>> START

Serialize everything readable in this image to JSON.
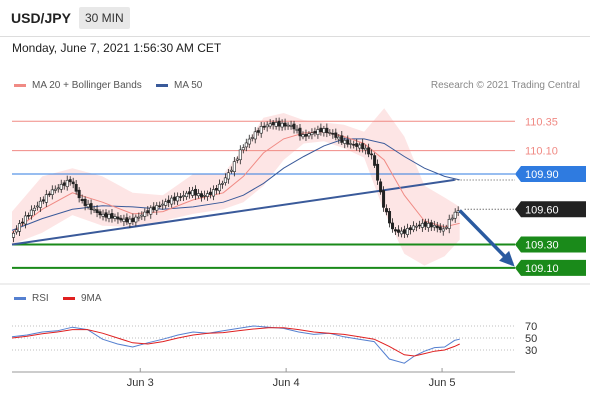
{
  "header": {
    "symbol": "USD/JPY",
    "timeframe": "30 MIN",
    "datetime": "Monday, June 7, 2021 1:56:30 AM CET"
  },
  "legend": {
    "ma20_label": "MA 20 + Bollinger Bands",
    "ma50_label": "MA 50",
    "copyright": "Research © 2021 Trading Central",
    "rsi_label": "RSI",
    "ma9_label": "9MA"
  },
  "colors": {
    "ma20": "#f08a84",
    "ma50": "#3a5a9a",
    "band": "#fcdcdc",
    "resistance": "#f08a84",
    "pivot": "#2f7be0",
    "support": "#1a8a1a",
    "trend": "#3a5a9a",
    "price_tag": "#222222",
    "rsi": "#5580d0",
    "rsi_ma": "#e02020"
  },
  "chart_data": [
    {
      "type": "line",
      "title": "USD/JPY",
      "subtitle": "30 MIN",
      "ylim": [
        108.98,
        110.48
      ],
      "xlim": [
        0,
        100
      ],
      "x_ticks": [
        {
          "label": "Jun 3",
          "x": 25.5
        },
        {
          "label": "Jun 4",
          "x": 54.5
        },
        {
          "label": "Jun 5",
          "x": 85.5
        }
      ],
      "levels": [
        {
          "value": 110.35,
          "label": "110.35",
          "kind": "resistance"
        },
        {
          "value": 110.1,
          "label": "110.10",
          "kind": "resistance"
        },
        {
          "value": 109.9,
          "label": "109.90",
          "kind": "pivot"
        },
        {
          "value": 109.6,
          "label": "109.60",
          "kind": "last"
        },
        {
          "value": 109.3,
          "label": "109.30",
          "kind": "support"
        },
        {
          "value": 109.1,
          "label": "109.10",
          "kind": "support"
        }
      ],
      "trendline": {
        "x": [
          0,
          88
        ],
        "y": [
          109.3,
          109.85
        ]
      },
      "forecast_arrow": {
        "x": [
          89,
          99.5
        ],
        "y": [
          109.59,
          109.13
        ]
      },
      "series": [
        {
          "name": "Price",
          "x": [
            0,
            2,
            4,
            6,
            8,
            10,
            12,
            14,
            16,
            18,
            20,
            22,
            24,
            26,
            28,
            30,
            32,
            34,
            36,
            38,
            40,
            42,
            44,
            46,
            48,
            50,
            52,
            54,
            56,
            58,
            60,
            62,
            64,
            66,
            68,
            70,
            72,
            74,
            76,
            78,
            80,
            82,
            84,
            86,
            88,
            89
          ],
          "values": [
            109.36,
            109.48,
            109.58,
            109.66,
            109.75,
            109.8,
            109.85,
            109.67,
            109.61,
            109.55,
            109.54,
            109.51,
            109.5,
            109.55,
            109.6,
            109.64,
            109.68,
            109.71,
            109.75,
            109.71,
            109.74,
            109.82,
            109.95,
            110.12,
            110.22,
            110.3,
            110.33,
            110.32,
            110.31,
            110.22,
            110.25,
            110.28,
            110.24,
            110.18,
            110.15,
            110.13,
            110.05,
            109.65,
            109.42,
            109.4,
            109.45,
            109.47,
            109.46,
            109.42,
            109.55,
            109.59
          ]
        },
        {
          "name": "MA 20",
          "x": [
            0,
            6,
            12,
            18,
            24,
            30,
            36,
            42,
            46,
            50,
            54,
            58,
            62,
            66,
            70,
            74,
            78,
            82,
            86,
            89
          ],
          "values": [
            109.4,
            109.6,
            109.74,
            109.66,
            109.56,
            109.58,
            109.68,
            109.74,
            109.88,
            110.08,
            110.2,
            110.25,
            110.26,
            110.22,
            110.16,
            110.02,
            109.72,
            109.5,
            109.45,
            109.48
          ]
        },
        {
          "name": "MA 50",
          "x": [
            0,
            6,
            12,
            18,
            24,
            30,
            36,
            42,
            46,
            50,
            54,
            58,
            62,
            66,
            70,
            74,
            78,
            82,
            86,
            89
          ],
          "values": [
            109.42,
            109.52,
            109.6,
            109.63,
            109.62,
            109.6,
            109.62,
            109.66,
            109.72,
            109.82,
            109.95,
            110.05,
            110.14,
            110.2,
            110.2,
            110.16,
            110.05,
            109.95,
            109.88,
            109.85
          ]
        },
        {
          "name": "BB Upper",
          "x": [
            0,
            6,
            12,
            18,
            24,
            30,
            36,
            42,
            46,
            50,
            54,
            58,
            62,
            66,
            70,
            74,
            78,
            82,
            86,
            89
          ],
          "values": [
            109.58,
            109.88,
            109.95,
            109.88,
            109.74,
            109.72,
            109.9,
            109.9,
            110.12,
            110.38,
            110.42,
            110.36,
            110.34,
            110.32,
            110.26,
            110.46,
            110.22,
            109.8,
            109.7,
            109.62
          ]
        },
        {
          "name": "BB Lower",
          "x": [
            0,
            6,
            12,
            18,
            24,
            30,
            36,
            42,
            46,
            50,
            54,
            58,
            62,
            66,
            70,
            74,
            78,
            82,
            86,
            89
          ],
          "values": [
            109.3,
            109.4,
            109.55,
            109.46,
            109.45,
            109.5,
            109.56,
            109.6,
            109.66,
            109.8,
            110.02,
            110.16,
            110.18,
            110.12,
            110.04,
            109.58,
            109.22,
            109.12,
            109.2,
            109.34
          ]
        }
      ]
    },
    {
      "type": "line",
      "title": "RSI",
      "ylim": [
        0,
        100
      ],
      "y_ticks": [
        70,
        50,
        30
      ],
      "series": [
        {
          "name": "RSI",
          "x": [
            0,
            3,
            6,
            9,
            12,
            15,
            18,
            21,
            24,
            27,
            30,
            33,
            36,
            39,
            42,
            45,
            48,
            51,
            54,
            57,
            60,
            63,
            66,
            69,
            72,
            75,
            78,
            80,
            82,
            84,
            86,
            88,
            89
          ],
          "values": [
            52,
            55,
            60,
            62,
            68,
            64,
            48,
            40,
            35,
            42,
            48,
            55,
            60,
            58,
            62,
            66,
            70,
            68,
            66,
            60,
            56,
            58,
            52,
            48,
            44,
            15,
            8,
            20,
            28,
            34,
            35,
            46,
            48
          ]
        },
        {
          "name": "9MA",
          "x": [
            0,
            3,
            6,
            9,
            12,
            15,
            18,
            21,
            24,
            27,
            30,
            33,
            36,
            39,
            42,
            45,
            48,
            51,
            54,
            57,
            60,
            63,
            66,
            69,
            72,
            75,
            78,
            80,
            82,
            84,
            86,
            88,
            89
          ],
          "values": [
            50,
            53,
            57,
            60,
            64,
            64,
            58,
            50,
            42,
            40,
            44,
            50,
            55,
            58,
            59,
            62,
            65,
            67,
            67,
            64,
            60,
            58,
            56,
            52,
            48,
            36,
            22,
            20,
            24,
            28,
            30,
            36,
            40
          ]
        }
      ]
    }
  ]
}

>> END

TASK TO COMPLETE — Repeat the data in full and exactly. Omit pictures.

TASK ANSWER —
Serialize everything readable in this image to JSON.
{
  "header": {
    "symbol": "USD/JPY",
    "timeframe": "30 MIN",
    "datetime": "Monday, June 7, 2021 1:56:30 AM CET"
  },
  "legend": {
    "ma20_label": "MA 20 + Bollinger Bands",
    "ma50_label": "MA 50",
    "copyright": "Research © 2021 Trading Central",
    "rsi_label": "RSI",
    "ma9_label": "9MA"
  },
  "colors": {
    "ma20": "#f08a84",
    "ma50": "#3a5a9a",
    "band": "#fcdcdc",
    "resistance": "#f08a84",
    "pivot": "#2f7be0",
    "support": "#1a8a1a",
    "trend": "#3a5a9a",
    "price_tag": "#222222",
    "rsi": "#5580d0",
    "rsi_ma": "#e02020"
  },
  "chart_data": [
    {
      "type": "line",
      "title": "USD/JPY",
      "subtitle": "30 MIN",
      "ylim": [
        108.98,
        110.48
      ],
      "xlim": [
        0,
        100
      ],
      "x_ticks": [
        {
          "label": "Jun 3",
          "x": 25.5
        },
        {
          "label": "Jun 4",
          "x": 54.5
        },
        {
          "label": "Jun 5",
          "x": 85.5
        }
      ],
      "levels": [
        {
          "value": 110.35,
          "label": "110.35",
          "kind": "resistance"
        },
        {
          "value": 110.1,
          "label": "110.10",
          "kind": "resistance"
        },
        {
          "value": 109.9,
          "label": "109.90",
          "kind": "pivot"
        },
        {
          "value": 109.6,
          "label": "109.60",
          "kind": "last"
        },
        {
          "value": 109.3,
          "label": "109.30",
          "kind": "support"
        },
        {
          "value": 109.1,
          "label": "109.10",
          "kind": "support"
        }
      ],
      "trendline": {
        "x": [
          0,
          88
        ],
        "y": [
          109.3,
          109.85
        ]
      },
      "forecast_arrow": {
        "x": [
          89,
          99.5
        ],
        "y": [
          109.59,
          109.13
        ]
      },
      "series": [
        {
          "name": "Price",
          "x": [
            0,
            2,
            4,
            6,
            8,
            10,
            12,
            14,
            16,
            18,
            20,
            22,
            24,
            26,
            28,
            30,
            32,
            34,
            36,
            38,
            40,
            42,
            44,
            46,
            48,
            50,
            52,
            54,
            56,
            58,
            60,
            62,
            64,
            66,
            68,
            70,
            72,
            74,
            76,
            78,
            80,
            82,
            84,
            86,
            88,
            89
          ],
          "values": [
            109.36,
            109.48,
            109.58,
            109.66,
            109.75,
            109.8,
            109.85,
            109.67,
            109.61,
            109.55,
            109.54,
            109.51,
            109.5,
            109.55,
            109.6,
            109.64,
            109.68,
            109.71,
            109.75,
            109.71,
            109.74,
            109.82,
            109.95,
            110.12,
            110.22,
            110.3,
            110.33,
            110.32,
            110.31,
            110.22,
            110.25,
            110.28,
            110.24,
            110.18,
            110.15,
            110.13,
            110.05,
            109.65,
            109.42,
            109.4,
            109.45,
            109.47,
            109.46,
            109.42,
            109.55,
            109.59
          ]
        },
        {
          "name": "MA 20",
          "x": [
            0,
            6,
            12,
            18,
            24,
            30,
            36,
            42,
            46,
            50,
            54,
            58,
            62,
            66,
            70,
            74,
            78,
            82,
            86,
            89
          ],
          "values": [
            109.4,
            109.6,
            109.74,
            109.66,
            109.56,
            109.58,
            109.68,
            109.74,
            109.88,
            110.08,
            110.2,
            110.25,
            110.26,
            110.22,
            110.16,
            110.02,
            109.72,
            109.5,
            109.45,
            109.48
          ]
        },
        {
          "name": "MA 50",
          "x": [
            0,
            6,
            12,
            18,
            24,
            30,
            36,
            42,
            46,
            50,
            54,
            58,
            62,
            66,
            70,
            74,
            78,
            82,
            86,
            89
          ],
          "values": [
            109.42,
            109.52,
            109.6,
            109.63,
            109.62,
            109.6,
            109.62,
            109.66,
            109.72,
            109.82,
            109.95,
            110.05,
            110.14,
            110.2,
            110.2,
            110.16,
            110.05,
            109.95,
            109.88,
            109.85
          ]
        },
        {
          "name": "BB Upper",
          "x": [
            0,
            6,
            12,
            18,
            24,
            30,
            36,
            42,
            46,
            50,
            54,
            58,
            62,
            66,
            70,
            74,
            78,
            82,
            86,
            89
          ],
          "values": [
            109.58,
            109.88,
            109.95,
            109.88,
            109.74,
            109.72,
            109.9,
            109.9,
            110.12,
            110.38,
            110.42,
            110.36,
            110.34,
            110.32,
            110.26,
            110.46,
            110.22,
            109.8,
            109.7,
            109.62
          ]
        },
        {
          "name": "BB Lower",
          "x": [
            0,
            6,
            12,
            18,
            24,
            30,
            36,
            42,
            46,
            50,
            54,
            58,
            62,
            66,
            70,
            74,
            78,
            82,
            86,
            89
          ],
          "values": [
            109.3,
            109.4,
            109.55,
            109.46,
            109.45,
            109.5,
            109.56,
            109.6,
            109.66,
            109.8,
            110.02,
            110.16,
            110.18,
            110.12,
            110.04,
            109.58,
            109.22,
            109.12,
            109.2,
            109.34
          ]
        }
      ]
    },
    {
      "type": "line",
      "title": "RSI",
      "ylim": [
        0,
        100
      ],
      "y_ticks": [
        70,
        50,
        30
      ],
      "series": [
        {
          "name": "RSI",
          "x": [
            0,
            3,
            6,
            9,
            12,
            15,
            18,
            21,
            24,
            27,
            30,
            33,
            36,
            39,
            42,
            45,
            48,
            51,
            54,
            57,
            60,
            63,
            66,
            69,
            72,
            75,
            78,
            80,
            82,
            84,
            86,
            88,
            89
          ],
          "values": [
            52,
            55,
            60,
            62,
            68,
            64,
            48,
            40,
            35,
            42,
            48,
            55,
            60,
            58,
            62,
            66,
            70,
            68,
            66,
            60,
            56,
            58,
            52,
            48,
            44,
            15,
            8,
            20,
            28,
            34,
            35,
            46,
            48
          ]
        },
        {
          "name": "9MA",
          "x": [
            0,
            3,
            6,
            9,
            12,
            15,
            18,
            21,
            24,
            27,
            30,
            33,
            36,
            39,
            42,
            45,
            48,
            51,
            54,
            57,
            60,
            63,
            66,
            69,
            72,
            75,
            78,
            80,
            82,
            84,
            86,
            88,
            89
          ],
          "values": [
            50,
            53,
            57,
            60,
            64,
            64,
            58,
            50,
            42,
            40,
            44,
            50,
            55,
            58,
            59,
            62,
            65,
            67,
            67,
            64,
            60,
            58,
            56,
            52,
            48,
            36,
            22,
            20,
            24,
            28,
            30,
            36,
            40
          ]
        }
      ]
    }
  ]
}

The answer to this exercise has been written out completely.